→ DO THIS: Will you extract the entries word for word? Images should not appear in the copy.
* BEGIN DATASET RECORDS *
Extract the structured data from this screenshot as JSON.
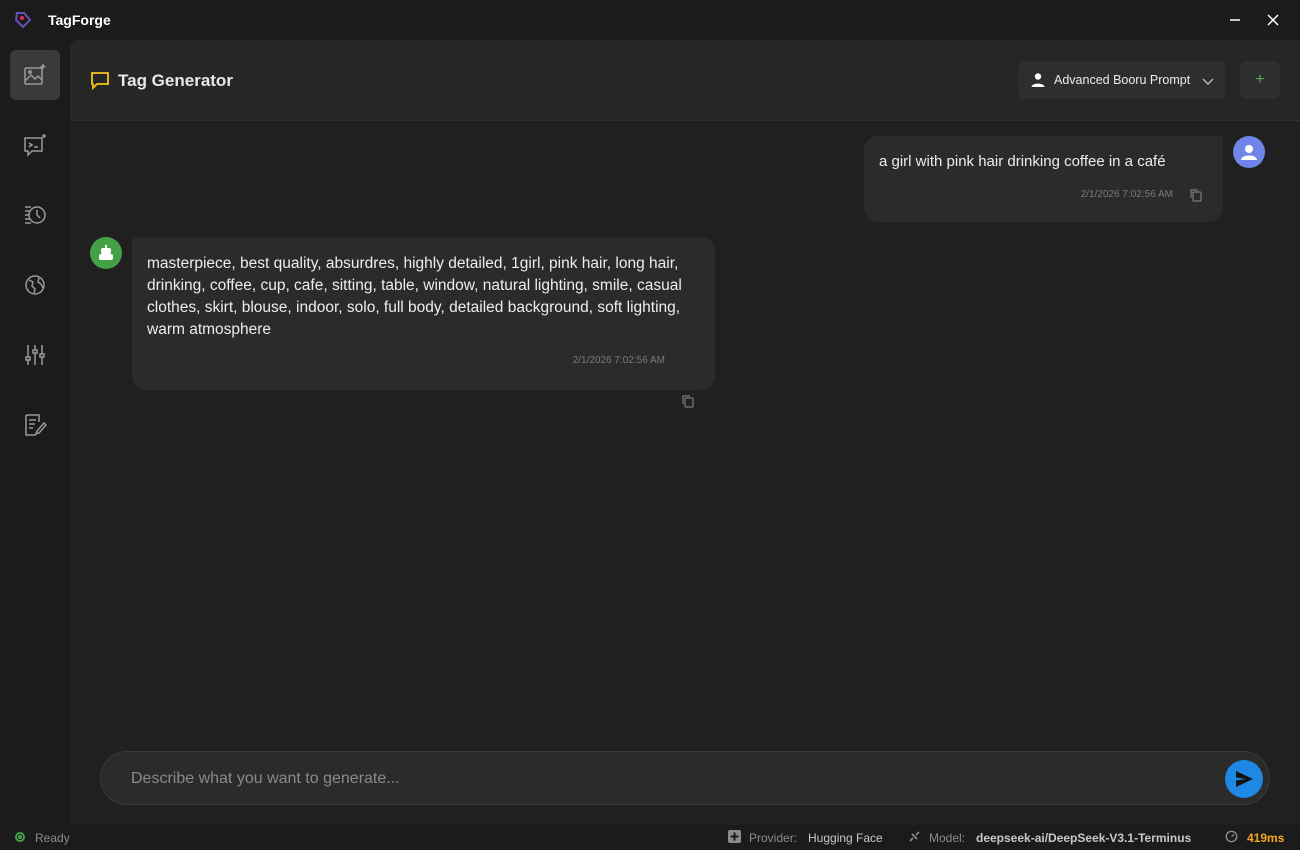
{
  "app": {
    "title": "TagForge"
  },
  "header": {
    "title": "Tag Generator",
    "preset": "Advanced Booru Prompt",
    "add_label": "+"
  },
  "sidebar": {
    "items": [
      {
        "name": "image-generator",
        "icon": "image-sparkle-icon",
        "active": true
      },
      {
        "name": "prompt-chat",
        "icon": "terminal-chat-icon",
        "active": false
      },
      {
        "name": "history",
        "icon": "history-icon",
        "active": false
      },
      {
        "name": "network",
        "icon": "globe-icon",
        "active": false
      },
      {
        "name": "settings",
        "icon": "sliders-icon",
        "active": false
      },
      {
        "name": "notes",
        "icon": "edit-note-icon",
        "active": false
      }
    ]
  },
  "messages": [
    {
      "role": "user",
      "text": "a girl with pink hair drinking coffee in a café",
      "time": "2/1/2026 7:02:56 AM"
    },
    {
      "role": "assistant",
      "text": "masterpiece, best quality, absurdres, highly detailed, 1girl, pink hair, long hair, drinking, coffee, cup, cafe, sitting, table, window, natural lighting, smile, casual clothes, skirt, blouse, indoor, solo, full body, detailed background, soft lighting, warm atmosphere",
      "time": "2/1/2026 7:02:56 AM"
    }
  ],
  "composer": {
    "placeholder": "Describe what you want to generate...",
    "value": ""
  },
  "status": {
    "state": "Ready",
    "provider_label": "Provider:",
    "provider": "Hugging Face",
    "model_label": "Model:",
    "model": "deepseek-ai/DeepSeek-V3.1-Terminus",
    "latency": "419ms"
  },
  "colors": {
    "accent_blue": "#1e88e5",
    "user_avatar": "#6f86e8",
    "bot_avatar": "#43a047",
    "header_icon": "#f5c518",
    "latency": "#f5a623",
    "status_ok": "#43a047"
  }
}
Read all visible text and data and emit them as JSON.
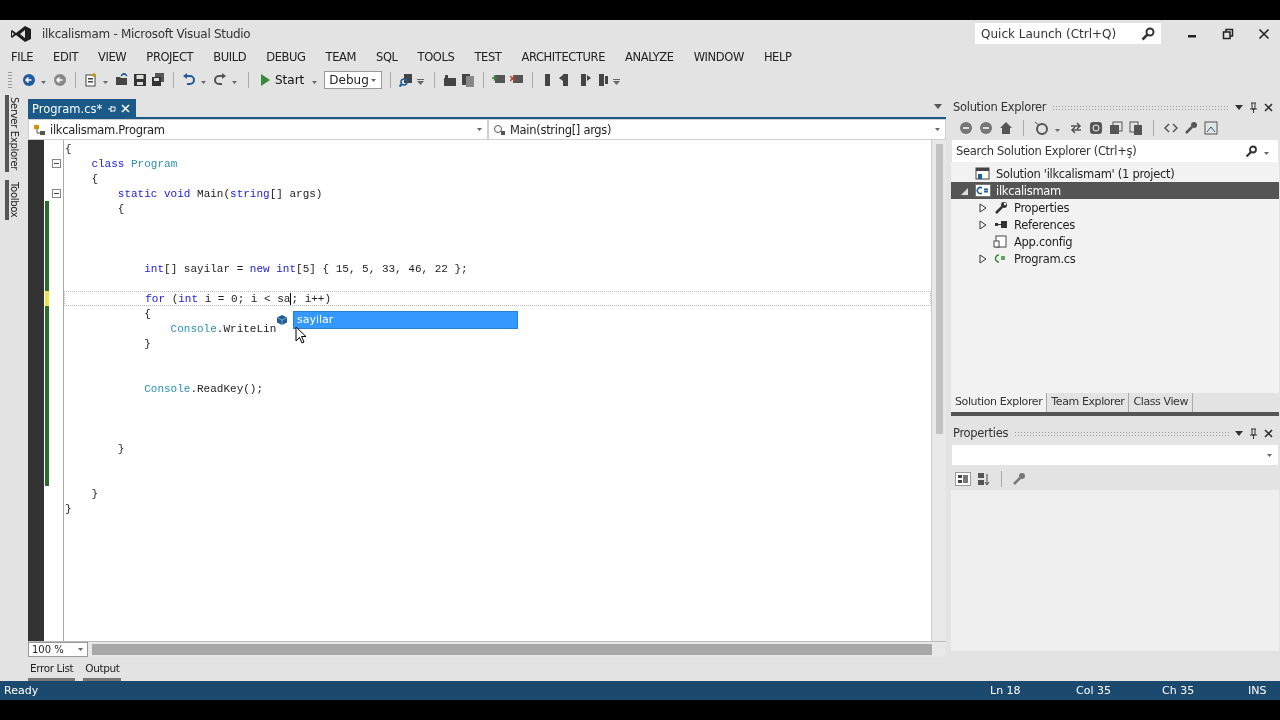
{
  "window": {
    "title": "ilkcalismam - Microsoft Visual Studio",
    "quick_launch": {
      "placeholder": "Quick Launch (Ctrl+Q)"
    }
  },
  "menu": [
    "FILE",
    "EDIT",
    "VIEW",
    "PROJECT",
    "BUILD",
    "DEBUG",
    "TEAM",
    "SQL",
    "TOOLS",
    "TEST",
    "ARCHITECTURE",
    "ANALYZE",
    "WINDOW",
    "HELP"
  ],
  "toolbar": {
    "start_button": "Start",
    "configuration": "Debug"
  },
  "side_tabs": [
    "Server Explorer",
    "Toolbox"
  ],
  "editor": {
    "tabs": [
      {
        "label": "Program.cs*",
        "selected": true
      }
    ],
    "type_nav": "ilkcalismam.Program",
    "member_nav": "Main(string[] args)",
    "lines": [
      {
        "tokens": [
          {
            "kind": "plain",
            "t": "{"
          }
        ]
      },
      {
        "folded": false,
        "tokens": [
          {
            "kind": "keyword",
            "t": "    class"
          },
          {
            "kind": "type",
            "t": " Program"
          }
        ]
      },
      {
        "tokens": [
          {
            "kind": "plain",
            "t": "    {"
          }
        ]
      },
      {
        "folded": false,
        "tokens": [
          {
            "kind": "keyword",
            "t": "        static"
          },
          {
            "kind": "keyword",
            "t": " void"
          },
          {
            "kind": "plain",
            "t": " Main("
          },
          {
            "kind": "keyword",
            "t": "string"
          },
          {
            "kind": "plain",
            "t": "[] args)"
          }
        ]
      },
      {
        "modified": true,
        "saved": true,
        "tokens": [
          {
            "kind": "plain",
            "t": "        {"
          }
        ]
      },
      {
        "modified": true,
        "saved": true
      },
      {
        "modified": true,
        "saved": true
      },
      {
        "modified": true,
        "saved": true
      },
      {
        "modified": true,
        "saved": true,
        "tokens": [
          {
            "kind": "keyword",
            "t": "            int"
          },
          {
            "kind": "plain",
            "t": "[] sayilar = "
          },
          {
            "kind": "keyword",
            "t": "new"
          },
          {
            "kind": "keyword",
            "t": " int"
          },
          {
            "kind": "plain",
            "t": "[5] { 15, 5, 33, 46, 22 };"
          }
        ]
      },
      {
        "modified": true,
        "saved": true
      },
      {
        "modified": true,
        "saved": false,
        "current": true,
        "tokens": [
          {
            "kind": "keyword",
            "t": "            for"
          },
          {
            "kind": "plain",
            "t": " ("
          },
          {
            "kind": "keyword",
            "t": "int"
          },
          {
            "kind": "plain",
            "t": " i = 0; i < sa",
            "caret": true
          },
          {
            "kind": "plain",
            "t": "; i++)"
          }
        ]
      },
      {
        "modified": true,
        "saved": true,
        "tokens": [
          {
            "kind": "plain",
            "t": "            {"
          }
        ]
      },
      {
        "modified": true,
        "saved": true,
        "tokens": [
          {
            "kind": "type",
            "t": "                Console"
          },
          {
            "kind": "plain",
            "t": ".WriteLin"
          }
        ]
      },
      {
        "modified": true,
        "saved": true,
        "tokens": [
          {
            "kind": "plain",
            "t": "            }"
          }
        ]
      },
      {
        "modified": true,
        "saved": true
      },
      {
        "modified": true,
        "saved": true
      },
      {
        "modified": true,
        "saved": true,
        "tokens": [
          {
            "kind": "type",
            "t": "            Console"
          },
          {
            "kind": "plain",
            "t": ".ReadKey();"
          }
        ]
      },
      {
        "modified": true,
        "saved": true
      },
      {
        "modified": true,
        "saved": true
      },
      {
        "modified": true,
        "saved": true
      },
      {
        "modified": true,
        "saved": true,
        "tokens": [
          {
            "kind": "plain",
            "t": "        }"
          }
        ]
      },
      {
        "modified": true,
        "saved": true
      },
      {
        "modified": true,
        "saved": true
      },
      {
        "tokens": [
          {
            "kind": "plain",
            "t": "    }"
          }
        ]
      },
      {
        "tokens": [
          {
            "kind": "plain",
            "t": "}"
          }
        ]
      }
    ],
    "completion": {
      "items": [
        {
          "label": "sayilar",
          "selected": true
        }
      ]
    },
    "zoom": "100 %"
  },
  "bottom_tabs": [
    "Error List",
    "Output"
  ],
  "solution_explorer": {
    "title": "Solution Explorer",
    "search": {
      "placeholder": "Search Solution Explorer (Ctrl+ş)"
    },
    "tree": [
      {
        "label": "Solution 'ilkcalismam' (1 project)",
        "kind": "solution",
        "selected": false,
        "children": [
          {
            "label": "ilkcalismam",
            "kind": "project",
            "expanded": true,
            "selected": true,
            "children": [
              {
                "label": "Properties",
                "kind": "properties",
                "expanded": false,
                "selected": false
              },
              {
                "label": "References",
                "kind": "references",
                "expanded": false,
                "selected": false
              },
              {
                "label": "App.config",
                "kind": "config",
                "selected": false
              },
              {
                "label": "Program.cs",
                "kind": "csharp",
                "expanded": false,
                "selected": false
              }
            ]
          }
        ]
      }
    ],
    "tabs": [
      {
        "label": "Solution Explorer",
        "selected": true
      },
      {
        "label": "Team Explorer",
        "selected": false
      },
      {
        "label": "Class View",
        "selected": false
      }
    ]
  },
  "properties": {
    "title": "Properties"
  },
  "status_bar": {
    "message": "Ready",
    "line": "Ln 18",
    "column": "Col 35",
    "char": "Ch 35",
    "mode": "INS"
  }
}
* END DATASET RECORDS *
→ OUTPUT:
Extract the structured data from this screenshot as JSON.
{
  "app": {
    "title": "TagForge"
  },
  "header": {
    "title": "Tag Generator",
    "preset": "Advanced Booru Prompt",
    "add_label": "+"
  },
  "sidebar": {
    "items": [
      {
        "name": "image-generator",
        "icon": "image-sparkle-icon",
        "active": true
      },
      {
        "name": "prompt-chat",
        "icon": "terminal-chat-icon",
        "active": false
      },
      {
        "name": "history",
        "icon": "history-icon",
        "active": false
      },
      {
        "name": "network",
        "icon": "globe-icon",
        "active": false
      },
      {
        "name": "settings",
        "icon": "sliders-icon",
        "active": false
      },
      {
        "name": "notes",
        "icon": "edit-note-icon",
        "active": false
      }
    ]
  },
  "messages": [
    {
      "role": "user",
      "text": "a girl with pink hair drinking coffee in a café",
      "time": "2/1/2026 7:02:56 AM"
    },
    {
      "role": "assistant",
      "text": "masterpiece, best quality, absurdres, highly detailed, 1girl, pink hair, long hair, drinking, coffee, cup, cafe, sitting, table, window, natural lighting, smile, casual clothes, skirt, blouse, indoor, solo, full body, detailed background, soft lighting, warm atmosphere",
      "time": "2/1/2026 7:02:56 AM"
    }
  ],
  "composer": {
    "placeholder": "Describe what you want to generate...",
    "value": ""
  },
  "status": {
    "state": "Ready",
    "provider_label": "Provider:",
    "provider": "Hugging Face",
    "model_label": "Model:",
    "model": "deepseek-ai/DeepSeek-V3.1-Terminus",
    "latency": "419ms"
  },
  "colors": {
    "accent_blue": "#1e88e5",
    "user_avatar": "#6f86e8",
    "bot_avatar": "#43a047",
    "header_icon": "#f5c518",
    "latency": "#f5a623",
    "status_ok": "#43a047"
  }
}
Read all visible text and data and emit them as JSON.
{
  "window": {
    "title": "ilkcalismam - Microsoft Visual Studio",
    "quick_launch": {
      "placeholder": "Quick Launch (Ctrl+Q)"
    }
  },
  "menu": [
    "FILE",
    "EDIT",
    "VIEW",
    "PROJECT",
    "BUILD",
    "DEBUG",
    "TEAM",
    "SQL",
    "TOOLS",
    "TEST",
    "ARCHITECTURE",
    "ANALYZE",
    "WINDOW",
    "HELP"
  ],
  "toolbar": {
    "start_button": "Start",
    "configuration": "Debug"
  },
  "side_tabs": [
    "Server Explorer",
    "Toolbox"
  ],
  "editor": {
    "tabs": [
      {
        "label": "Program.cs*",
        "selected": true
      }
    ],
    "type_nav": "ilkcalismam.Program",
    "member_nav": "Main(string[] args)",
    "lines": [
      {
        "tokens": [
          {
            "kind": "plain",
            "t": "{"
          }
        ]
      },
      {
        "folded": false,
        "tokens": [
          {
            "kind": "keyword",
            "t": "    class"
          },
          {
            "kind": "type",
            "t": " Program"
          }
        ]
      },
      {
        "tokens": [
          {
            "kind": "plain",
            "t": "    {"
          }
        ]
      },
      {
        "folded": false,
        "tokens": [
          {
            "kind": "keyword",
            "t": "        static"
          },
          {
            "kind": "keyword",
            "t": " void"
          },
          {
            "kind": "plain",
            "t": " Main("
          },
          {
            "kind": "keyword",
            "t": "string"
          },
          {
            "kind": "plain",
            "t": "[] args)"
          }
        ]
      },
      {
        "modified": true,
        "saved": true,
        "tokens": [
          {
            "kind": "plain",
            "t": "        {"
          }
        ]
      },
      {
        "modified": true,
        "saved": true
      },
      {
        "modified": true,
        "saved": true
      },
      {
        "modified": true,
        "saved": true
      },
      {
        "modified": true,
        "saved": true,
        "tokens": [
          {
            "kind": "keyword",
            "t": "            int"
          },
          {
            "kind": "plain",
            "t": "[] sayilar = "
          },
          {
            "kind": "keyword",
            "t": "new"
          },
          {
            "kind": "keyword",
            "t": " int"
          },
          {
            "kind": "plain",
            "t": "[5] { 15, 5, 33, 46, 22 };"
          }
        ]
      },
      {
        "modified": true,
        "saved": true
      },
      {
        "modified": true,
        "saved": false,
        "current": true,
        "tokens": [
          {
            "kind": "keyword",
            "t": "            for"
          },
          {
            "kind": "plain",
            "t": " ("
          },
          {
            "kind": "keyword",
            "t": "int"
          },
          {
            "kind": "plain",
            "t": " i = 0; i < sa",
            "caret": true
          },
          {
            "kind": "plain",
            "t": "; i++)"
          }
        ]
      },
      {
        "modified": true,
        "saved": true,
        "tokens": [
          {
            "kind": "plain",
            "t": "            {"
          }
        ]
      },
      {
        "modified": true,
        "saved": true,
        "tokens": [
          {
            "kind": "type",
            "t": "                Console"
          },
          {
            "kind": "plain",
            "t": ".WriteLin"
          }
        ]
      },
      {
        "modified": true,
        "saved": true,
        "tokens": [
          {
            "kind": "plain",
            "t": "            }"
          }
        ]
      },
      {
        "modified": true,
        "saved": true
      },
      {
        "modified": true,
        "saved": true
      },
      {
        "modified": true,
        "saved": true,
        "tokens": [
          {
            "kind": "type",
            "t": "            Console"
          },
          {
            "kind": "plain",
            "t": ".ReadKey();"
          }
        ]
      },
      {
        "modified": true,
        "saved": true
      },
      {
        "modified": true,
        "saved": true
      },
      {
        "modified": true,
        "saved": true
      },
      {
        "modified": true,
        "saved": true,
        "tokens": [
          {
            "kind": "plain",
            "t": "        }"
          }
        ]
      },
      {
        "modified": true,
        "saved": true
      },
      {
        "modified": true,
        "saved": true
      },
      {
        "tokens": [
          {
            "kind": "plain",
            "t": "    }"
          }
        ]
      },
      {
        "tokens": [
          {
            "kind": "plain",
            "t": "}"
          }
        ]
      }
    ],
    "completion": {
      "items": [
        {
          "label": "sayilar",
          "selected": true
        }
      ]
    },
    "zoom": "100 %"
  },
  "bottom_tabs": [
    "Error List",
    "Output"
  ],
  "solution_explorer": {
    "title": "Solution Explorer",
    "search": {
      "placeholder": "Search Solution Explorer (Ctrl+ş)"
    },
    "tree": [
      {
        "label": "Solution 'ilkcalismam' (1 project)",
        "kind": "solution",
        "selected": false,
        "children": [
          {
            "label": "ilkcalismam",
            "kind": "project",
            "expanded": true,
            "selected": true,
            "children": [
              {
                "label": "Properties",
                "kind": "properties",
                "expanded": false,
                "selected": false
              },
              {
                "label": "References",
                "kind": "references",
                "expanded": false,
                "selected": false
              },
              {
                "label": "App.config",
                "kind": "config",
                "selected": false
              },
              {
                "label": "Program.cs",
                "kind": "csharp",
                "expanded": false,
                "selected": false
              }
            ]
          }
        ]
      }
    ],
    "tabs": [
      {
        "label": "Solution Explorer",
        "selected": true
      },
      {
        "label": "Team Explorer",
        "selected": false
      },
      {
        "label": "Class View",
        "selected": false
      }
    ]
  },
  "properties": {
    "title": "Properties"
  },
  "status_bar": {
    "message": "Ready",
    "line": "Ln 18",
    "column": "Col 35",
    "char": "Ch 35",
    "mode": "INS"
  }
}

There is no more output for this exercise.